→ Figure contents as structured data
____
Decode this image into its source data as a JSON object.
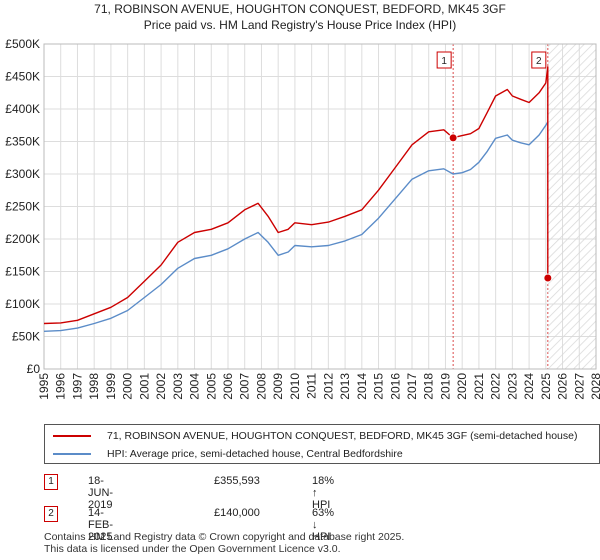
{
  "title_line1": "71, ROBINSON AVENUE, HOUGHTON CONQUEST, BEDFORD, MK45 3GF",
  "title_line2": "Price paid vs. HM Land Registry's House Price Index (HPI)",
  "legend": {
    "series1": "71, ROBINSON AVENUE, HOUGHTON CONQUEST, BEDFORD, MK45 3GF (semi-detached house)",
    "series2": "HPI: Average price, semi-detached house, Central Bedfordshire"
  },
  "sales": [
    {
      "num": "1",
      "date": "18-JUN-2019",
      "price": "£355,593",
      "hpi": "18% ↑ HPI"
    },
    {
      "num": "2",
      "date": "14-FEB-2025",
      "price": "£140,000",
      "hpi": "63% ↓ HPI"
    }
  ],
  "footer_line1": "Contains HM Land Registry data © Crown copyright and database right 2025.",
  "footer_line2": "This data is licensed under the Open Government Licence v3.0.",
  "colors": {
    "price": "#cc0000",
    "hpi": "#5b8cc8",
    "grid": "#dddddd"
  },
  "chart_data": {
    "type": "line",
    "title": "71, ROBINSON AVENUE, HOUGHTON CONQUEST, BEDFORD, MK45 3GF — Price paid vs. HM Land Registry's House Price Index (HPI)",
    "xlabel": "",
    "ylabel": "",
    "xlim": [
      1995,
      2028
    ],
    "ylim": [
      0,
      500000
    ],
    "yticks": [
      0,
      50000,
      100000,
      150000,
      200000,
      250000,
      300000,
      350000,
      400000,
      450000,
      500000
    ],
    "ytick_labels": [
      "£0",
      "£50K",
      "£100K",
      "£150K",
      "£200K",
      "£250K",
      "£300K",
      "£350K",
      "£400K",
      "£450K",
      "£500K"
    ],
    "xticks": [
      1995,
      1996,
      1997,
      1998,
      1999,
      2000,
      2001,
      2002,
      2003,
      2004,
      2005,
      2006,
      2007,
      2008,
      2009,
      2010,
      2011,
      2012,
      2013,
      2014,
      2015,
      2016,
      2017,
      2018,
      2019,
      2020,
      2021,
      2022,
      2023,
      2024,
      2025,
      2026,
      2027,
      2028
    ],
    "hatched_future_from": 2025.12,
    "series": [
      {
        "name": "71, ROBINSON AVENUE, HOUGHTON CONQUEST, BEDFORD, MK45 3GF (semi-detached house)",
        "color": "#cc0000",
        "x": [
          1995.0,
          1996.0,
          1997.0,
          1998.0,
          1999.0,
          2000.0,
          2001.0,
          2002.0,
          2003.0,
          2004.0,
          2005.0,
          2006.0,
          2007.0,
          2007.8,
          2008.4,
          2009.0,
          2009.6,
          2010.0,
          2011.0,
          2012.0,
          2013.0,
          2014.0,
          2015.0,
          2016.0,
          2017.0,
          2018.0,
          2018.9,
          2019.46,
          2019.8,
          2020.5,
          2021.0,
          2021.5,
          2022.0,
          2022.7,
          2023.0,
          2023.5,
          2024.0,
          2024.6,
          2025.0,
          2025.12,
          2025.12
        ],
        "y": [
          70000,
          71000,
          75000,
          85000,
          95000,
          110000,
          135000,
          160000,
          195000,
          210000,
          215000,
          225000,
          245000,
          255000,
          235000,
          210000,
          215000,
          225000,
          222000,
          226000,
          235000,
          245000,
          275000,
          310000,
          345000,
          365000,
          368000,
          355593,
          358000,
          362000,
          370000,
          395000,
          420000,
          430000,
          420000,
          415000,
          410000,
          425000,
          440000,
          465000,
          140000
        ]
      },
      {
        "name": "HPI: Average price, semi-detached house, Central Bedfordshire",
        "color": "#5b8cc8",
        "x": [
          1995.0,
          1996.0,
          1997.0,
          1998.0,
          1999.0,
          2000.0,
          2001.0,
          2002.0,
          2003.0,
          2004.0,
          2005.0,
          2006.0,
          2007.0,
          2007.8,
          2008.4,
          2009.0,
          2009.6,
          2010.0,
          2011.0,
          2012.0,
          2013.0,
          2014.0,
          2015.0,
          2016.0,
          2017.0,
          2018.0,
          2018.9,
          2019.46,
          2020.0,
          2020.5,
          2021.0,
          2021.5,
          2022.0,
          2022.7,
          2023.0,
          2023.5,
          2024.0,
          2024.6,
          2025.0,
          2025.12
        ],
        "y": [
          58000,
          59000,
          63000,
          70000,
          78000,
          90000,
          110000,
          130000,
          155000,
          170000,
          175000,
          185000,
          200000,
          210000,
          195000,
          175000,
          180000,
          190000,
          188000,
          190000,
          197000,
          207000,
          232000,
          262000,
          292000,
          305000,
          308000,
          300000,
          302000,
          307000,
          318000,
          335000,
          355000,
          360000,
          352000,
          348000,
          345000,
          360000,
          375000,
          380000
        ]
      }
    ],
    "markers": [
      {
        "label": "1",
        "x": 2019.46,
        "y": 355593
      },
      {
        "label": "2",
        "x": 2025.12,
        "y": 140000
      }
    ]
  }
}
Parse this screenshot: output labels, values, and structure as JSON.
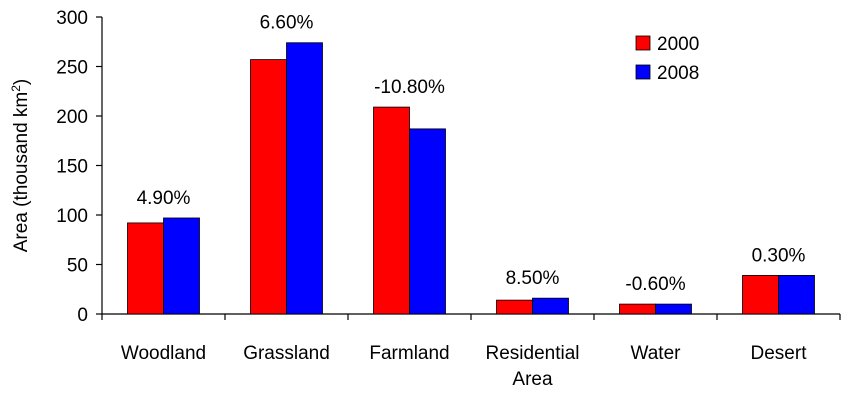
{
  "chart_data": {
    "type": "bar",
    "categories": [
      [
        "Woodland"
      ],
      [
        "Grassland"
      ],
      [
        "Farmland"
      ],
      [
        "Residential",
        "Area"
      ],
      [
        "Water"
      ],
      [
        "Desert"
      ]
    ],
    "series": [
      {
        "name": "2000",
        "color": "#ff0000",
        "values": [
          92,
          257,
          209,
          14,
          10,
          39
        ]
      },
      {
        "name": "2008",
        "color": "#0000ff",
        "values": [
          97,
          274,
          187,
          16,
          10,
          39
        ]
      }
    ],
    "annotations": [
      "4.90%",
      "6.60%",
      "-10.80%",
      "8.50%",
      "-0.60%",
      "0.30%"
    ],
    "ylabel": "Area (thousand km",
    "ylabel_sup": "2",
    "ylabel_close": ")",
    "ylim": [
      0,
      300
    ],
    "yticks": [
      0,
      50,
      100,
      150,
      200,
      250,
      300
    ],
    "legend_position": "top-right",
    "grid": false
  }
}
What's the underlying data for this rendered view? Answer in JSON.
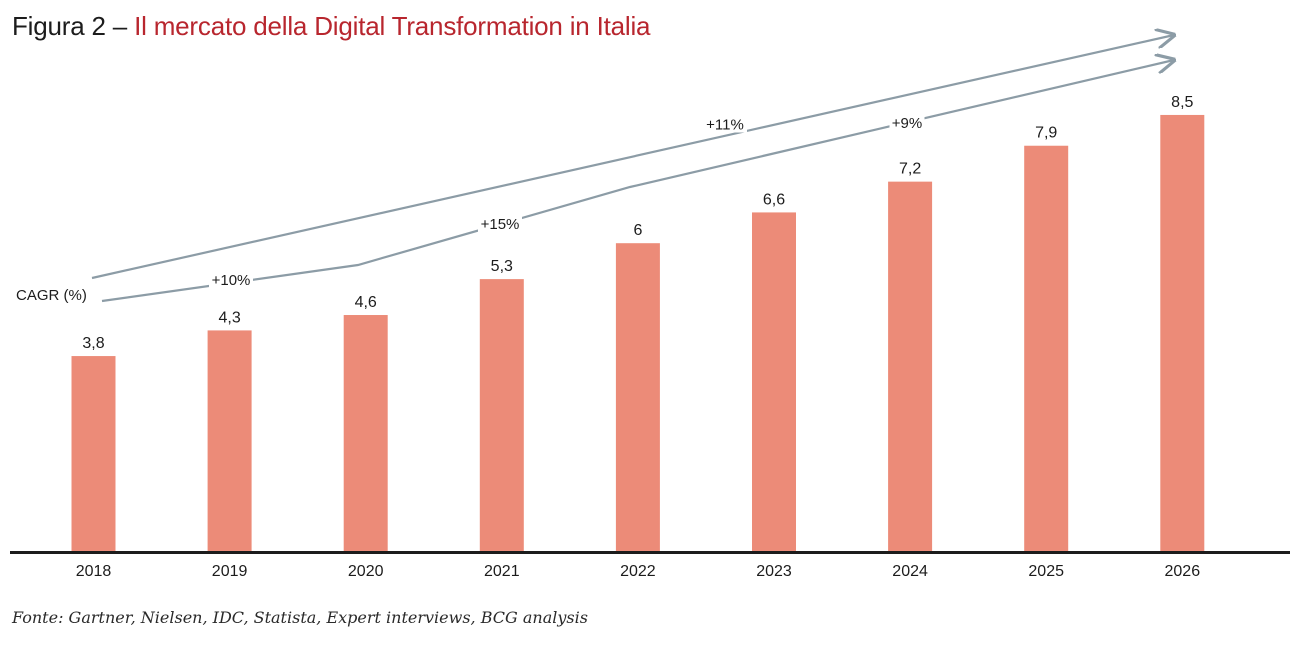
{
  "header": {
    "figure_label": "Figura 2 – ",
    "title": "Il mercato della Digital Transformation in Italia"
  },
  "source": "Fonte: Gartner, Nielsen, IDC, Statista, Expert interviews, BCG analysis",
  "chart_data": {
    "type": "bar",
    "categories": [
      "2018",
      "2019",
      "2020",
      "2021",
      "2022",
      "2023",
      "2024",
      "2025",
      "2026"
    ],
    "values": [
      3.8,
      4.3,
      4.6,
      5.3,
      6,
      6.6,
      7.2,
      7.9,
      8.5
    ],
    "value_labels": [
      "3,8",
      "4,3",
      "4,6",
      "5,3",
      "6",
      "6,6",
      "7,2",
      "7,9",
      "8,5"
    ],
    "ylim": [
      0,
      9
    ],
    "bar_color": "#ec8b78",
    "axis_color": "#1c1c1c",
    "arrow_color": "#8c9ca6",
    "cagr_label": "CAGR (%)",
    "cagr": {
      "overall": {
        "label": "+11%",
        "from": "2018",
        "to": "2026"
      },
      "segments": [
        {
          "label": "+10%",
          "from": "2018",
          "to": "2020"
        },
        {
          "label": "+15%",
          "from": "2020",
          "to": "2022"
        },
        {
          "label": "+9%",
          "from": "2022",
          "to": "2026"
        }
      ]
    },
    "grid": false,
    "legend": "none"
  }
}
____
Repeat the full listing above exactly, with no pictures in the copy.

Decode this image into its source data as a JSON object.
{
  "title_line1": "71, ROBINSON AVENUE, HOUGHTON CONQUEST, BEDFORD, MK45 3GF",
  "title_line2": "Price paid vs. HM Land Registry's House Price Index (HPI)",
  "legend": {
    "series1": "71, ROBINSON AVENUE, HOUGHTON CONQUEST, BEDFORD, MK45 3GF (semi-detached house)",
    "series2": "HPI: Average price, semi-detached house, Central Bedfordshire"
  },
  "sales": [
    {
      "num": "1",
      "date": "18-JUN-2019",
      "price": "£355,593",
      "hpi": "18% ↑ HPI"
    },
    {
      "num": "2",
      "date": "14-FEB-2025",
      "price": "£140,000",
      "hpi": "63% ↓ HPI"
    }
  ],
  "footer_line1": "Contains HM Land Registry data © Crown copyright and database right 2025.",
  "footer_line2": "This data is licensed under the Open Government Licence v3.0.",
  "colors": {
    "price": "#cc0000",
    "hpi": "#5b8cc8",
    "grid": "#dddddd"
  },
  "chart_data": {
    "type": "line",
    "title": "71, ROBINSON AVENUE, HOUGHTON CONQUEST, BEDFORD, MK45 3GF — Price paid vs. HM Land Registry's House Price Index (HPI)",
    "xlabel": "",
    "ylabel": "",
    "xlim": [
      1995,
      2028
    ],
    "ylim": [
      0,
      500000
    ],
    "yticks": [
      0,
      50000,
      100000,
      150000,
      200000,
      250000,
      300000,
      350000,
      400000,
      450000,
      500000
    ],
    "ytick_labels": [
      "£0",
      "£50K",
      "£100K",
      "£150K",
      "£200K",
      "£250K",
      "£300K",
      "£350K",
      "£400K",
      "£450K",
      "£500K"
    ],
    "xticks": [
      1995,
      1996,
      1997,
      1998,
      1999,
      2000,
      2001,
      2002,
      2003,
      2004,
      2005,
      2006,
      2007,
      2008,
      2009,
      2010,
      2011,
      2012,
      2013,
      2014,
      2015,
      2016,
      2017,
      2018,
      2019,
      2020,
      2021,
      2022,
      2023,
      2024,
      2025,
      2026,
      2027,
      2028
    ],
    "hatched_future_from": 2025.12,
    "series": [
      {
        "name": "71, ROBINSON AVENUE, HOUGHTON CONQUEST, BEDFORD, MK45 3GF (semi-detached house)",
        "color": "#cc0000",
        "x": [
          1995.0,
          1996.0,
          1997.0,
          1998.0,
          1999.0,
          2000.0,
          2001.0,
          2002.0,
          2003.0,
          2004.0,
          2005.0,
          2006.0,
          2007.0,
          2007.8,
          2008.4,
          2009.0,
          2009.6,
          2010.0,
          2011.0,
          2012.0,
          2013.0,
          2014.0,
          2015.0,
          2016.0,
          2017.0,
          2018.0,
          2018.9,
          2019.46,
          2019.8,
          2020.5,
          2021.0,
          2021.5,
          2022.0,
          2022.7,
          2023.0,
          2023.5,
          2024.0,
          2024.6,
          2025.0,
          2025.12,
          2025.12
        ],
        "y": [
          70000,
          71000,
          75000,
          85000,
          95000,
          110000,
          135000,
          160000,
          195000,
          210000,
          215000,
          225000,
          245000,
          255000,
          235000,
          210000,
          215000,
          225000,
          222000,
          226000,
          235000,
          245000,
          275000,
          310000,
          345000,
          365000,
          368000,
          355593,
          358000,
          362000,
          370000,
          395000,
          420000,
          430000,
          420000,
          415000,
          410000,
          425000,
          440000,
          465000,
          140000
        ]
      },
      {
        "name": "HPI: Average price, semi-detached house, Central Bedfordshire",
        "color": "#5b8cc8",
        "x": [
          1995.0,
          1996.0,
          1997.0,
          1998.0,
          1999.0,
          2000.0,
          2001.0,
          2002.0,
          2003.0,
          2004.0,
          2005.0,
          2006.0,
          2007.0,
          2007.8,
          2008.4,
          2009.0,
          2009.6,
          2010.0,
          2011.0,
          2012.0,
          2013.0,
          2014.0,
          2015.0,
          2016.0,
          2017.0,
          2018.0,
          2018.9,
          2019.46,
          2020.0,
          2020.5,
          2021.0,
          2021.5,
          2022.0,
          2022.7,
          2023.0,
          2023.5,
          2024.0,
          2024.6,
          2025.0,
          2025.12
        ],
        "y": [
          58000,
          59000,
          63000,
          70000,
          78000,
          90000,
          110000,
          130000,
          155000,
          170000,
          175000,
          185000,
          200000,
          210000,
          195000,
          175000,
          180000,
          190000,
          188000,
          190000,
          197000,
          207000,
          232000,
          262000,
          292000,
          305000,
          308000,
          300000,
          302000,
          307000,
          318000,
          335000,
          355000,
          360000,
          352000,
          348000,
          345000,
          360000,
          375000,
          380000
        ]
      }
    ],
    "markers": [
      {
        "label": "1",
        "x": 2019.46,
        "y": 355593
      },
      {
        "label": "2",
        "x": 2025.12,
        "y": 140000
      }
    ]
  }
}
Parse this screenshot: output labels, values, and structure as JSON.
{
  "chart_data": {
    "type": "bar",
    "categories": [
      [
        "Woodland"
      ],
      [
        "Grassland"
      ],
      [
        "Farmland"
      ],
      [
        "Residential",
        "Area"
      ],
      [
        "Water"
      ],
      [
        "Desert"
      ]
    ],
    "series": [
      {
        "name": "2000",
        "color": "#ff0000",
        "values": [
          92,
          257,
          209,
          14,
          10,
          39
        ]
      },
      {
        "name": "2008",
        "color": "#0000ff",
        "values": [
          97,
          274,
          187,
          16,
          10,
          39
        ]
      }
    ],
    "annotations": [
      "4.90%",
      "6.60%",
      "-10.80%",
      "8.50%",
      "-0.60%",
      "0.30%"
    ],
    "ylabel": "Area (thousand km",
    "ylabel_sup": "2",
    "ylabel_close": ")",
    "ylim": [
      0,
      300
    ],
    "yticks": [
      0,
      50,
      100,
      150,
      200,
      250,
      300
    ],
    "legend_position": "top-right",
    "grid": false
  }
}
What's the underlying data for this rendered view? Answer in JSON.
{
  "header": {
    "figure_label": "Figura 2 – ",
    "title": "Il mercato della Digital Transformation in Italia"
  },
  "source": "Fonte: Gartner, Nielsen, IDC, Statista, Expert interviews, BCG analysis",
  "chart_data": {
    "type": "bar",
    "categories": [
      "2018",
      "2019",
      "2020",
      "2021",
      "2022",
      "2023",
      "2024",
      "2025",
      "2026"
    ],
    "values": [
      3.8,
      4.3,
      4.6,
      5.3,
      6,
      6.6,
      7.2,
      7.9,
      8.5
    ],
    "value_labels": [
      "3,8",
      "4,3",
      "4,6",
      "5,3",
      "6",
      "6,6",
      "7,2",
      "7,9",
      "8,5"
    ],
    "ylim": [
      0,
      9
    ],
    "bar_color": "#ec8b78",
    "axis_color": "#1c1c1c",
    "arrow_color": "#8c9ca6",
    "cagr_label": "CAGR (%)",
    "cagr": {
      "overall": {
        "label": "+11%",
        "from": "2018",
        "to": "2026"
      },
      "segments": [
        {
          "label": "+10%",
          "from": "2018",
          "to": "2020"
        },
        {
          "label": "+15%",
          "from": "2020",
          "to": "2022"
        },
        {
          "label": "+9%",
          "from": "2022",
          "to": "2026"
        }
      ]
    },
    "grid": false,
    "legend": "none"
  }
}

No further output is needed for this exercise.